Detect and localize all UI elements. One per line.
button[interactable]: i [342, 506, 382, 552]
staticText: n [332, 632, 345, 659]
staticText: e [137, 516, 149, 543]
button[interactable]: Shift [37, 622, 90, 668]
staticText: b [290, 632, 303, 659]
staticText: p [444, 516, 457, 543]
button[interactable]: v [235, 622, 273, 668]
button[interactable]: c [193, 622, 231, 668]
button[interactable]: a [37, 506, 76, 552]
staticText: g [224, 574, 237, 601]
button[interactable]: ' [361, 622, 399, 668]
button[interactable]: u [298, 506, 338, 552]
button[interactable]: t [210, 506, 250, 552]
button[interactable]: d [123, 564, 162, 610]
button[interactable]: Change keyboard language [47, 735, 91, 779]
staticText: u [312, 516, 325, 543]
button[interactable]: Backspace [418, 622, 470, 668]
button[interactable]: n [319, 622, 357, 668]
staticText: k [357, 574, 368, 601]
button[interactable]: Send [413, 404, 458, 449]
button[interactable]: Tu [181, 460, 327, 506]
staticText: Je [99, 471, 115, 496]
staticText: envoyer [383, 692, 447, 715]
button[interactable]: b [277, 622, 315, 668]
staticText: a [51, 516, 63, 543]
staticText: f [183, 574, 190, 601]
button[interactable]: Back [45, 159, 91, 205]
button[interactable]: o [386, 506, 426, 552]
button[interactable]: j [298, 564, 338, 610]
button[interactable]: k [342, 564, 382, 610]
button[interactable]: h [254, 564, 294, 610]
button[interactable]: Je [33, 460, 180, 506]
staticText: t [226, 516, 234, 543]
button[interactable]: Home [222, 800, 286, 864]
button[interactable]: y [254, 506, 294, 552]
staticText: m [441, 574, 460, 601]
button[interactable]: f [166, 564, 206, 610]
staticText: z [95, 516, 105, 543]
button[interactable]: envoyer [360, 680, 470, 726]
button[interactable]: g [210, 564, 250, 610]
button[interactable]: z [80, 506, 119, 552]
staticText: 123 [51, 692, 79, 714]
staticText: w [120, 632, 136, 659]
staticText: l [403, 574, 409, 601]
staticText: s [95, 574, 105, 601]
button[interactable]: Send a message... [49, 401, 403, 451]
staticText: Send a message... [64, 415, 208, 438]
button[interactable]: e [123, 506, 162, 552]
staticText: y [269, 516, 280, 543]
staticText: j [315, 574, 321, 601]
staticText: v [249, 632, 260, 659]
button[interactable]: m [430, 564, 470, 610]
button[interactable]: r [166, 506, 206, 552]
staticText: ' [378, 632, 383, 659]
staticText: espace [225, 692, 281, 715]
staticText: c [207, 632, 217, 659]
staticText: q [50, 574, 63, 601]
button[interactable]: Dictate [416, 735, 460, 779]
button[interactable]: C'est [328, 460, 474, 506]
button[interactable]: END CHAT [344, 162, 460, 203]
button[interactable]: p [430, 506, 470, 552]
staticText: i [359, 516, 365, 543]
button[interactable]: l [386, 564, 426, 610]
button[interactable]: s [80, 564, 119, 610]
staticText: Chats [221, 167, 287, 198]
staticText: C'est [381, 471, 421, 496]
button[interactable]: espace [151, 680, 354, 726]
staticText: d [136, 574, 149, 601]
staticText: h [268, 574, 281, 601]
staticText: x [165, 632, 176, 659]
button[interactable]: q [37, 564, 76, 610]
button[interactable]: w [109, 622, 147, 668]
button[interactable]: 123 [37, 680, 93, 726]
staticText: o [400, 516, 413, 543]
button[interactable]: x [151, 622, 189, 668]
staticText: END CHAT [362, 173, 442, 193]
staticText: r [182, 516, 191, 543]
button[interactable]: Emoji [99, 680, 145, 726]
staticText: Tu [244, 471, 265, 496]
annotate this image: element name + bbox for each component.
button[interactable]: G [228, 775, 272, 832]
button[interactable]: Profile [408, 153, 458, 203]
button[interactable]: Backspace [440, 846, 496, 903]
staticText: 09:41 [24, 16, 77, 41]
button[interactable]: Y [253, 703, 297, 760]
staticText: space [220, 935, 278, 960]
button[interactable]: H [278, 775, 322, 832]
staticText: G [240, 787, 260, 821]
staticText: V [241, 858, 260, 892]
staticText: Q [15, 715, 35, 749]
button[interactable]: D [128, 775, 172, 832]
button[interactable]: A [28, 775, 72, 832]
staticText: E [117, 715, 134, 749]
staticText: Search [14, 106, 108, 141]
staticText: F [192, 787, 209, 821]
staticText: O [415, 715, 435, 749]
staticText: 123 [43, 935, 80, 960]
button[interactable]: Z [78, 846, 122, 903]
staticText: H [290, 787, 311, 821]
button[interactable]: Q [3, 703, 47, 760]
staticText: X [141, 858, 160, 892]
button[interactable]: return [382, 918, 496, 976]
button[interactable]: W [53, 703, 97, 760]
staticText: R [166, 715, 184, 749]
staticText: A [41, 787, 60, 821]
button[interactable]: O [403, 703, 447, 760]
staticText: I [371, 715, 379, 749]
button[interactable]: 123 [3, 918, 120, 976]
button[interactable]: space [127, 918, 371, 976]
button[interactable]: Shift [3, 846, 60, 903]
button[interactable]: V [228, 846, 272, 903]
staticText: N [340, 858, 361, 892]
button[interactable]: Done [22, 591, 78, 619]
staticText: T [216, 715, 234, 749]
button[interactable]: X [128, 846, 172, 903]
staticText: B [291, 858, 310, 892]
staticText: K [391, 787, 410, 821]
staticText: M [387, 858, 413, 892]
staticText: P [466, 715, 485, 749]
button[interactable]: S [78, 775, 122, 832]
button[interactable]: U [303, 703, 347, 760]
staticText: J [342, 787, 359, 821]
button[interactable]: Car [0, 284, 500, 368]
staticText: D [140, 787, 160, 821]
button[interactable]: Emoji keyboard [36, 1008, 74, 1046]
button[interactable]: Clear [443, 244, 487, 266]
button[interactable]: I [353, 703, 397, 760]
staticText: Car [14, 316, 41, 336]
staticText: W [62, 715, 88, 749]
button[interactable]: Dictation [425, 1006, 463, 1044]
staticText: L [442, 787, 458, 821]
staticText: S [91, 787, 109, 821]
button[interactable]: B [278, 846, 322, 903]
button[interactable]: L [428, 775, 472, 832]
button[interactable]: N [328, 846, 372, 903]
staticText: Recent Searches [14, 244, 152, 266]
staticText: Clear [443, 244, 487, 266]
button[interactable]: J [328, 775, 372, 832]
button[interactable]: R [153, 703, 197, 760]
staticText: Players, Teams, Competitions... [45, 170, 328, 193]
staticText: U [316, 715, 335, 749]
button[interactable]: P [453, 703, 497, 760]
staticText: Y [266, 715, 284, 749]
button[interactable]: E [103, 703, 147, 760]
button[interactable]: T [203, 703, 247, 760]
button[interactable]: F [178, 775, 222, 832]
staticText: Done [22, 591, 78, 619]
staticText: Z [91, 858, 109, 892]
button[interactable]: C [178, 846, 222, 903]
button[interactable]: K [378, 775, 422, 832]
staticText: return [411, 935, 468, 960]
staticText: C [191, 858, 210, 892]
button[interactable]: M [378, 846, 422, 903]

=======

» To be done
Can you quote the listing above word for word, from its first line through the line containing "button[interactable]: d [123, 564, 162, 610]", with both of those lines included?

» Reply
Detect and localize all UI elements. One per line.
button[interactable]: i [342, 506, 382, 552]
staticText: n [332, 632, 345, 659]
staticText: e [137, 516, 149, 543]
button[interactable]: Shift [37, 622, 90, 668]
staticText: b [290, 632, 303, 659]
staticText: p [444, 516, 457, 543]
button[interactable]: v [235, 622, 273, 668]
button[interactable]: c [193, 622, 231, 668]
button[interactable]: a [37, 506, 76, 552]
staticText: g [224, 574, 237, 601]
button[interactable]: ' [361, 622, 399, 668]
button[interactable]: u [298, 506, 338, 552]
button[interactable]: t [210, 506, 250, 552]
button[interactable]: d [123, 564, 162, 610]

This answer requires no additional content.